§ **Stated task**: Emit the data below verbatim, stripping out any pictures.
— Start —
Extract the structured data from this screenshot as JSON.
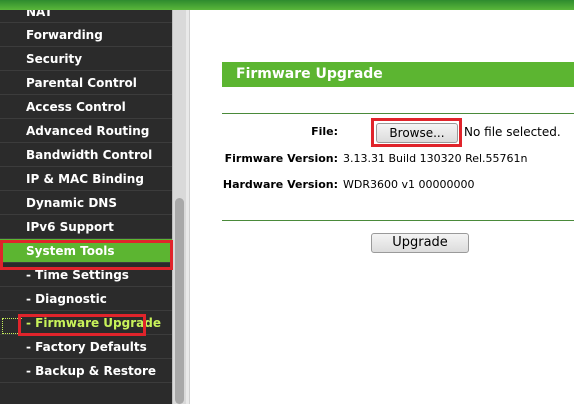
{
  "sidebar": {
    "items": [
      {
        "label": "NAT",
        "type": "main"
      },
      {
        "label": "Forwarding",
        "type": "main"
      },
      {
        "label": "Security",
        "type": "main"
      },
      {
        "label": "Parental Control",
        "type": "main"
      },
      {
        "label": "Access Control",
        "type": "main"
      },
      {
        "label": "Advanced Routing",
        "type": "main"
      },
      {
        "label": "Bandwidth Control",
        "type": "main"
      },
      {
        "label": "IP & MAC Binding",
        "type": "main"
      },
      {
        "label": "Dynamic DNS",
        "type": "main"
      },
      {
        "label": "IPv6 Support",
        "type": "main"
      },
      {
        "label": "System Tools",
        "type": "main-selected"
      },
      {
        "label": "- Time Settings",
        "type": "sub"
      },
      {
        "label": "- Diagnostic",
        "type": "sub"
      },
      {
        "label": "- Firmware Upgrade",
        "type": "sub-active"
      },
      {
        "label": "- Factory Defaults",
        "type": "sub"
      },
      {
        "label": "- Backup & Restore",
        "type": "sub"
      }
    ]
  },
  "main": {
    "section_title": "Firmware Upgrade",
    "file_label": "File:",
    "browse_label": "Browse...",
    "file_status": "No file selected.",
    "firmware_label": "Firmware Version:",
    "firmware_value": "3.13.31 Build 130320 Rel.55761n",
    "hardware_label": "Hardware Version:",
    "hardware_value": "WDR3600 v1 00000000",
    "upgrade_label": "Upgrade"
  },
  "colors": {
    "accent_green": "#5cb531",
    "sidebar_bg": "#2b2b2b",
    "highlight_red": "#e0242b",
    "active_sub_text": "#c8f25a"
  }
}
— End —
§ **Solution below**:
Extract the structured data from this screenshot as JSON.
{
  "sidebar": {
    "items": [
      {
        "label": "NAT",
        "type": "main"
      },
      {
        "label": "Forwarding",
        "type": "main"
      },
      {
        "label": "Security",
        "type": "main"
      },
      {
        "label": "Parental Control",
        "type": "main"
      },
      {
        "label": "Access Control",
        "type": "main"
      },
      {
        "label": "Advanced Routing",
        "type": "main"
      },
      {
        "label": "Bandwidth Control",
        "type": "main"
      },
      {
        "label": "IP & MAC Binding",
        "type": "main"
      },
      {
        "label": "Dynamic DNS",
        "type": "main"
      },
      {
        "label": "IPv6 Support",
        "type": "main"
      },
      {
        "label": "System Tools",
        "type": "main-selected"
      },
      {
        "label": "- Time Settings",
        "type": "sub"
      },
      {
        "label": "- Diagnostic",
        "type": "sub"
      },
      {
        "label": "- Firmware Upgrade",
        "type": "sub-active"
      },
      {
        "label": "- Factory Defaults",
        "type": "sub"
      },
      {
        "label": "- Backup & Restore",
        "type": "sub"
      }
    ]
  },
  "main": {
    "section_title": "Firmware Upgrade",
    "file_label": "File:",
    "browse_label": "Browse...",
    "file_status": "No file selected.",
    "firmware_label": "Firmware Version:",
    "firmware_value": "3.13.31 Build 130320 Rel.55761n",
    "hardware_label": "Hardware Version:",
    "hardware_value": "WDR3600 v1 00000000",
    "upgrade_label": "Upgrade"
  },
  "colors": {
    "accent_green": "#5cb531",
    "sidebar_bg": "#2b2b2b",
    "highlight_red": "#e0242b",
    "active_sub_text": "#c8f25a"
  }
}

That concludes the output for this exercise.